What needs to be done: Every entry must be copied word for word.

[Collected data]
•••

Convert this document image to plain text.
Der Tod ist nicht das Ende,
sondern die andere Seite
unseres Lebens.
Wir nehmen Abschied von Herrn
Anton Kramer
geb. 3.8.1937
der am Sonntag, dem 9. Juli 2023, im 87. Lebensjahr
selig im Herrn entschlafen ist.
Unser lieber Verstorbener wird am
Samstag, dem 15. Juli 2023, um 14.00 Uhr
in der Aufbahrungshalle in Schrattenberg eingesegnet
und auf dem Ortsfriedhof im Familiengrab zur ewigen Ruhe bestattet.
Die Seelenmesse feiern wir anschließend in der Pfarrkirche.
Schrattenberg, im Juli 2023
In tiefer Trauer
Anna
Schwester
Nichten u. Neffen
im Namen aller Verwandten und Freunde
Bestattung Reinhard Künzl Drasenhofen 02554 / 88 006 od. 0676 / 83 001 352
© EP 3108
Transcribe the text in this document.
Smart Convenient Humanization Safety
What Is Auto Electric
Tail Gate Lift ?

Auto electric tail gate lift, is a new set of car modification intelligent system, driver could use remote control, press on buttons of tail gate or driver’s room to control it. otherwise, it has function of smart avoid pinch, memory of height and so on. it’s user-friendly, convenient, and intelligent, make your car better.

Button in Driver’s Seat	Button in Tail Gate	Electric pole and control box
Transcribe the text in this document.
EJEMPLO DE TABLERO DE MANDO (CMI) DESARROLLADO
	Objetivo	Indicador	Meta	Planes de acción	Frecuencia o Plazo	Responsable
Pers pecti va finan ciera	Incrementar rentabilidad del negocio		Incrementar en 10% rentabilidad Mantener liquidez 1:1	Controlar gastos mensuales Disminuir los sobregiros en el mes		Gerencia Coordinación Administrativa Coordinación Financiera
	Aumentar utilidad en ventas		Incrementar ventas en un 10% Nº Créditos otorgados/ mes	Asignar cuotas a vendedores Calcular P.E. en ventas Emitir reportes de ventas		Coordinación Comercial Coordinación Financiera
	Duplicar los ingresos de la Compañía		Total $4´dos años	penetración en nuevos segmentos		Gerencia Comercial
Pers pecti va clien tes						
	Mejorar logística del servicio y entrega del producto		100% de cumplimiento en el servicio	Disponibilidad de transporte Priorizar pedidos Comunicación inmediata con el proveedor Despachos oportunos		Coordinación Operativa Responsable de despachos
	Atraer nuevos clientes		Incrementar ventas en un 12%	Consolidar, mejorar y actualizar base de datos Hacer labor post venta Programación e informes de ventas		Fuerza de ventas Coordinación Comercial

•••

Response to this exercise:
Convert this document image to plain text.
Der Tod ist nicht das Ende,
sondern die andere Seite
unseres Lebens.
Wir nehmen Abschied von Herrn
Anton Kramer
geb. 3.8.1937
der am Sonntag, dem 9. Juli 2023, im 87. Lebensjahr
selig im Herrn entschlafen ist.
Unser lieber Verstorbener wird am
Samstag, dem 15. Juli 2023, um 14.00 Uhr
in der Aufbahrungshalle in Schrattenberg eingesegnet
und auf dem Ortsfriedhof im Familiengrab zur ewigen Ruhe bestattet.
Die Seelenmesse feiern wir anschließend in der Pfarrkirche.
Schrattenberg, im Juli 2023
In tiefer Trauer
Anna
Schwester
Nichten u. Neffen
im Namen aller Verwandten und Freunde
Bestattung Reinhard Künzl Drasenhofen 02554 / 88 006 od. 0676 / 83 001 352
© EP 3108
Transcribe the text in this document.
Smart Convenient Humanization Safety
What Is Auto Electric
Tail Gate Lift ?

Auto electric tail gate lift, is a new set of car modification intelligent system, driver could use remote control, press on buttons of tail gate or driver’s room to control it. otherwise, it has function of smart avoid pinch, memory of height and so on. it’s user-friendly, convenient, and intelligent, make your car better.

Button in Driver’s Seat	Button in Tail Gate	Electric pole and control box
Transcribe the text in this document.
EJEMPLO DE TABLERO DE MANDO (CMI) DESARROLLADO
	Objetivo	Indicador	Meta	Planes de acción	Frecuencia o Plazo	Responsable
Pers pecti va finan ciera	Incrementar rentabilidad del negocio		Incrementar en 10% rentabilidad Mantener liquidez 1:1	Controlar gastos mensuales Disminuir los sobregiros en el mes		Gerencia Coordinación Administrativa Coordinación Financiera
	Aumentar utilidad en ventas		Incrementar ventas en un 10% Nº Créditos otorgados/ mes	Asignar cuotas a vendedores Calcular P.E. en ventas Emitir reportes de ventas		Coordinación Comercial Coordinación Financiera
	Duplicar los ingresos de la Compañía		Total $4´dos años	penetración en nuevos segmentos		Gerencia Comercial
Pers pecti va clien tes						
	Mejorar logística del servicio y entrega del producto		100% de cumplimiento en el servicio	Disponibilidad de transporte Priorizar pedidos Comunicación inmediata con el proveedor Despachos oportunos		Coordinación Operativa Responsable de despachos
	Atraer nuevos clientes		Incrementar ventas en un 12%	Consolidar, mejorar y actualizar base de datos Hacer labor post venta Programación e informes de ventas		Fuerza de ventas Coordinación Comercial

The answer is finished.